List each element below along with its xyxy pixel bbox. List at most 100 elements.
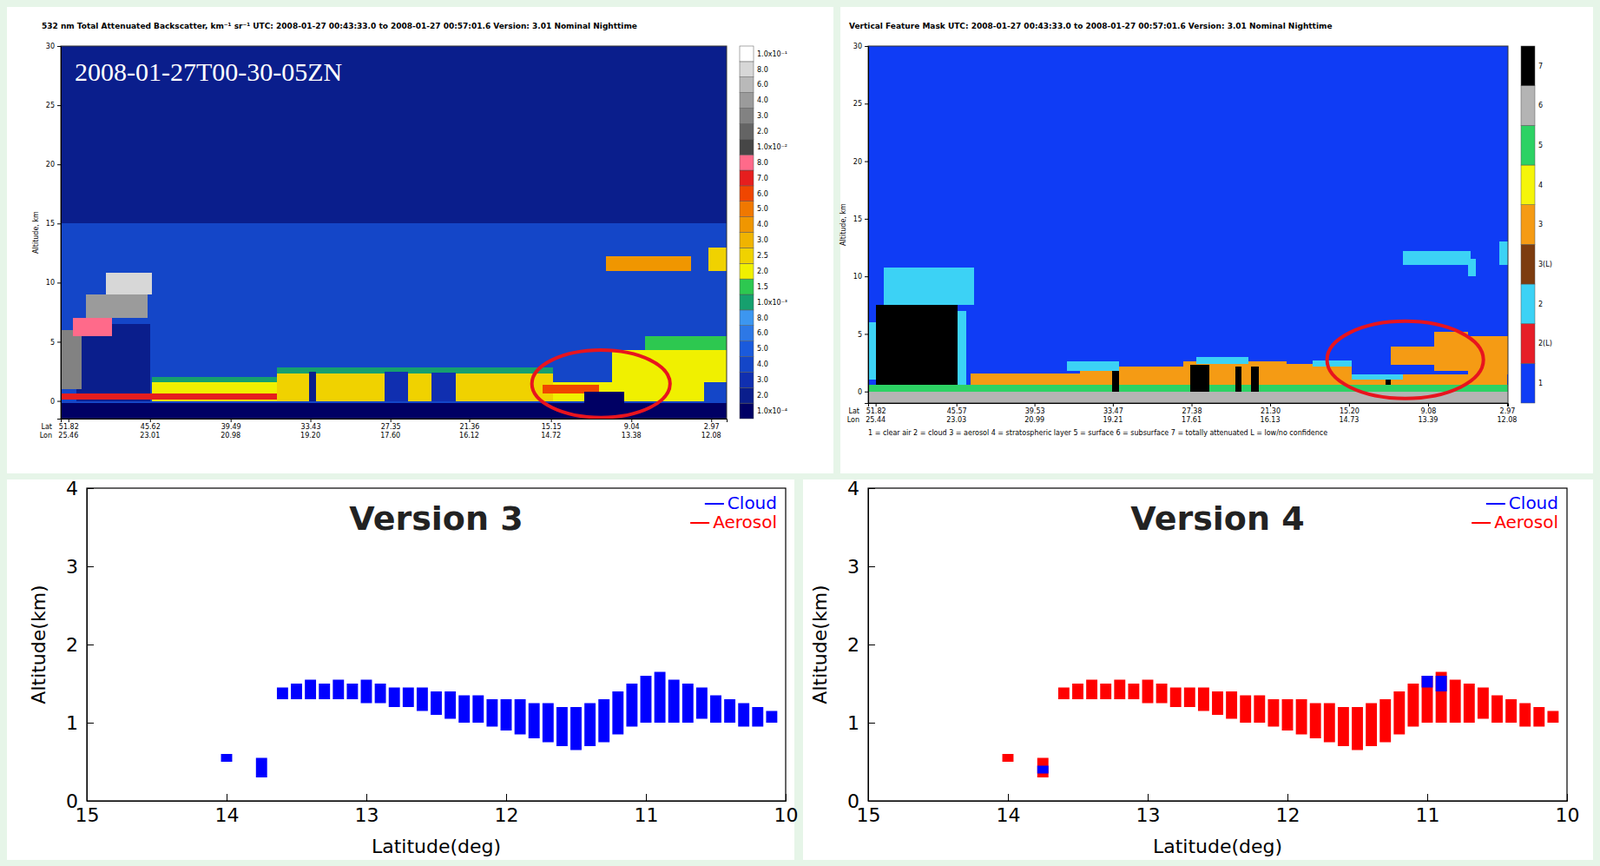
- x-tick: 15.15: [541, 418, 562, 431]
- x-tick: 14: [996, 793, 1021, 826]
- x-tick: 13: [1136, 793, 1161, 826]
- colorbar-label: 6.0: [757, 80, 769, 89]
- series: [1037, 675, 1448, 774]
- layer-bar: [710, 695, 722, 724]
- y-tick: 0: [847, 790, 876, 812]
- colorbar-label: 5.0: [757, 204, 769, 213]
- layer-bar: [1170, 687, 1182, 708]
- tick-label: 16.13: [1260, 415, 1281, 424]
- cell: [1390, 346, 1436, 365]
- layer-bar: [542, 703, 554, 743]
- cell: [60, 223, 727, 419]
- tick-label: 17.60: [380, 431, 401, 440]
- x-tick: 14: [215, 793, 240, 826]
- tick-label: 15: [75, 803, 100, 826]
- layer-bar: [361, 679, 373, 704]
- title: Vertical Feature Mask UTC: 2008-01-27 00…: [849, 21, 1333, 31]
- x-tick: 9.08: [1421, 402, 1437, 415]
- axis-line: [869, 488, 876, 802]
- tick-mark: [57, 401, 61, 402]
- tick-label: 19.21: [1102, 415, 1123, 424]
- plot-frame: [868, 46, 1508, 403]
- title: 532 nm Total Attenuated Backscatter, km⁻…: [41, 21, 638, 31]
- tick-mark: [57, 341, 61, 343]
- colorbar-swatch: [739, 232, 754, 249]
- layer-bar: [472, 695, 484, 724]
- legend-line: [1471, 521, 1491, 524]
- colorbar-label: 1.0x10⁻³: [757, 298, 788, 307]
- layer-bar: [1267, 698, 1279, 727]
- tick-mark: [1428, 402, 1429, 407]
- axis-line: [869, 793, 1568, 802]
- cell: [1112, 370, 1119, 392]
- layer-bar: [500, 698, 513, 731]
- layer-bar: [458, 695, 470, 724]
- colorbar-label: 5: [1538, 141, 1543, 150]
- tick-label: 21.36: [460, 422, 481, 431]
- y-tick: 5: [50, 338, 61, 347]
- tick-label: 45.57: [947, 407, 968, 415]
- plot-area: [60, 46, 727, 419]
- colorbar-swatch: [1520, 283, 1535, 324]
- layer-bar: [1142, 679, 1154, 704]
- plot-frame: [868, 487, 1568, 801]
- colorbar-swatch: [739, 263, 754, 279]
- tick-label: 16.12: [459, 431, 480, 440]
- tick-label: 10: [853, 272, 863, 281]
- cell: [1499, 241, 1508, 265]
- colorbar-label: 2(L): [1538, 339, 1553, 348]
- colorbar-swatch: [1520, 125, 1535, 165]
- legend-line: [1486, 502, 1506, 505]
- series: [1002, 671, 1560, 778]
- x-tick: 51.82: [866, 402, 887, 415]
- layer-bar: [388, 687, 401, 708]
- cell: [1066, 361, 1120, 371]
- colorbar-label: 4: [1538, 181, 1543, 190]
- plot-frame: [86, 487, 786, 801]
- layer-bar: [625, 683, 638, 727]
- tick-mark: [1287, 793, 1289, 801]
- cell: [276, 373, 554, 401]
- row-label: Lon: [39, 431, 53, 440]
- cell: [645, 335, 727, 350]
- tick-mark: [868, 722, 876, 724]
- cell: [868, 384, 1508, 392]
- tick-mark: [150, 418, 152, 422]
- panel-background: [840, 6, 1594, 474]
- layer-bar: [556, 706, 568, 746]
- colorbar-swatch: [739, 309, 754, 326]
- y-tick: 3: [847, 555, 876, 578]
- layer-bar: [737, 703, 750, 727]
- colorbar-label: 1.0x10⁻¹: [757, 50, 788, 59]
- tick-label: 15: [853, 215, 863, 224]
- tick-label: 10: [46, 278, 55, 287]
- tick-label: 51.82: [59, 422, 80, 431]
- cell: [708, 247, 727, 271]
- colorbar-label: 6.0: [757, 190, 769, 198]
- colorbar-label: 3(L): [1538, 260, 1553, 269]
- tick-label: 5: [50, 338, 55, 347]
- panel-background: [803, 479, 1594, 860]
- cell: [72, 317, 112, 336]
- y-axis-title: Altitude, km: [839, 203, 848, 246]
- legend: CloudAerosol: [690, 492, 777, 533]
- tick-mark: [864, 276, 869, 277]
- cell: [1251, 366, 1259, 392]
- colorbar-swatch: [739, 154, 754, 171]
- y-axis-title: Altitude(km): [27, 584, 50, 704]
- x-tick: 39.53: [1025, 402, 1046, 415]
- layer-bar: [765, 711, 777, 724]
- tick-mark: [645, 793, 647, 801]
- cell: [1351, 374, 1404, 381]
- tick-mark: [310, 418, 312, 422]
- legend-label: Aerosol: [1494, 511, 1559, 533]
- axis-line: [87, 488, 95, 802]
- legend-label: Aerosol: [712, 511, 777, 533]
- cell: [1434, 331, 1469, 371]
- tick-label: 5: [857, 330, 863, 339]
- layer-bar: [402, 687, 415, 708]
- tick-mark: [1567, 793, 1568, 801]
- tick-mark: [86, 644, 94, 646]
- tick-mark: [711, 418, 712, 422]
- highlight: [1327, 321, 1484, 399]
⁂
Convert every line of the data above into a JSON list of strings, one string per line, skipping blank lines. Leave the picture out.

§ Answer in full
[
  "List each element below along with its xyxy pixel bbox. List at most 100 elements.",
  "- x-tick: 15.15: [541, 418, 562, 431]",
  "- x-tick: 14: [996, 793, 1021, 826]",
  "- x-tick: 13: [1136, 793, 1161, 826]",
  "- colorbar-label: 6.0: [757, 80, 769, 89]",
  "- series: [1037, 675, 1448, 774]",
  "- layer-bar: [710, 695, 722, 724]",
  "- y-tick: 0: [847, 790, 876, 812]",
  "- colorbar-label: 5.0: [757, 204, 769, 213]",
  "- layer-bar: [1170, 687, 1182, 708]",
  "- tick-label: 16.13: [1260, 415, 1281, 424]",
  "- cell: [1390, 346, 1436, 365]",
  "- layer-bar: [542, 703, 554, 743]",
  "- cell: [60, 223, 727, 419]",
  "- tick-label: 17.60: [380, 431, 401, 440]",
  "- x-tick: 14: [215, 793, 240, 826]",
  "- tick-label: 15: [75, 803, 100, 826]",
  "- layer-bar: [361, 679, 373, 704]",
  "- title: Vertical Feature Mask UTC: 2008-01-27 00…: [849, 21, 1333, 31]",
  "- x-tick: 9.08: [1421, 402, 1437, 415]",
  "- axis-line: [869, 488, 876, 802]",
  "- tick-mark: [57, 401, 61, 402]",
  "- tick-label: 19.21: [1102, 415, 1123, 424]",
  "- plot-frame: [868, 46, 1508, 403]",
  "- title: 532 nm Total Attenuated Backscatter, km⁻…: [41, 21, 638, 31]",
  "- tick-mark: [57, 341, 61, 343]",
  "- colorbar-swatch: [739, 232, 754, 249]",
  "- layer-bar: [472, 695, 484, 724]",
  "- legend-line: [1471, 521, 1491, 524]",
  "- colorbar-label: 1.0x10⁻³: [757, 298, 788, 307]",
  "- layer-bar: [1267, 698, 1279, 727]",
  "- tick-mark: [1428, 402, 1429, 407]",
  "- axis-line: [869, 793, 1568, 802]",
  "- cell: [1112, 370, 1119, 392]",
  "- layer-bar: [500, 698, 513, 731]",
  "- layer-bar: [458, 695, 470, 724]",
  "- colorbar-label: 5: [1538, 141, 1543, 150]",
  "- tick-label: 21.36: [460, 422, 481, 431]",
  "- y-tick: 5: [50, 338, 61, 347]",
  "- tick-label: 45.57: [947, 407, 968, 415]",
  "- plot-area: [60, 46, 727, 419]",
  "- colorbar-swatch: [1520, 283, 1535, 324]",
  "- layer-bar: [1142, 679, 1154, 704]",
  "- plot-frame: [868, 487, 1568, 801]",
  "- colorbar-swatch: [739, 263, 754, 279]",
  "- tick-label: 16.12: [459, 431, 480, 440]",
  "- tick-label: 10: [853, 272, 863, 281]",
  "- cell: [1499, 241, 1508, 265]",
  "- colorbar-label: 2(L): [1538, 339, 1553, 348]",
  "- colorbar-swatch: [1520, 125, 1535, 165]",
  "- legend-line: [1486, 502, 1506, 505]",
  "- series: [1002, 671, 1560, 778]",
  "- x-tick: 51.82: [866, 402, 887, 415]",
  "- layer-bar: [388, 687, 401, 708]",
  "- cell: [1066, 361, 1120, 371]",
  "- colorbar-label: 4: [1538, 181, 1543, 190]",
  "- plot-frame: [86, 487, 786, 801]",
  "- layer-bar: [625, 683, 638, 727]",
  "- tick-mark: [1287, 793, 1289, 801]",
  "- cell: [276, 373, 554, 401]",
  "- row-label: Lon: [39, 431, 53, 440]",
  "- cell: [645, 335, 727, 350]",
  "- tick-mark: [868, 722, 876, 724]",
  "- cell: [868, 384, 1508, 392]",
  "- tick-mark: [150, 418, 152, 422]",
  "- panel-background: [840, 6, 1594, 474]",
  "- layer-bar: [556, 706, 568, 746]",
  "- colorbar-swatch: [739, 309, 754, 326]",
  "- y-tick: 3: [847, 555, 876, 578]",
  "- layer-bar: [737, 703, 750, 727]",
  "- colorbar-label: 1.0x10⁻¹: [757, 50, 788, 59]",
  "- tick-label: 15: [853, 215, 863, 224]",
  "- tick-label: 10: [46, 278, 55, 287]",
  "- tick-label: 51.82: [59, 422, 80, 431]",
  "- cell: [708, 247, 727, 271]",
  "- colorbar-label: 6.0: [757, 190, 769, 198]",
  "- colorbar-label: 3(L): [1538, 260, 1553, 269]",
  "- tick-label: 5: [50, 338, 55, 347]",
  "- panel-background: [803, 479, 1594, 860]",
  "- cell: [72, 317, 112, 336]",
  "- y-axis-title: Altitude, km: [839, 203, 848, 246]",
  "- legend: CloudAerosol: [690, 492, 777, 533]",
  "- tick-mark: [864, 276, 869, 277]",
  "- cell: [1251, 366, 1259, 392]",
  "- colorbar-swatch: [739, 154, 754, 171]",
  "- y-axis-title: Altitude(km): [27, 584, 50, 704]",
  "- x-tick: 39.53: [1025, 402, 1046, 415]",
  "- layer-bar: [765, 711, 777, 724]",
  "- tick-mark: [645, 793, 647, 801]",
  "- cell: [1351, 374, 1404, 381]",
  "- tick-mark: [310, 418, 312, 422]",
  "- legend-label: Aerosol: [1494, 511, 1559, 533]",
  "- axis-line: [87, 488, 95, 802]",
  "- legend-label: Aerosol: [712, 511, 777, 533]",
  "- cell: [1434, 331, 1469, 371]",
  "- tick-label: 5: [857, 330, 863, 339]",
  "- layer-bar: [402, 687, 415, 708]",
  "- tick-mark: [1567, 793, 1568, 801]",
  "- tick-mark: [86, 644, 94, 646]",
  "- tick-mark: [711, 418, 712, 422]",
  "- highlight: [1327, 321, 1484, 399]"
]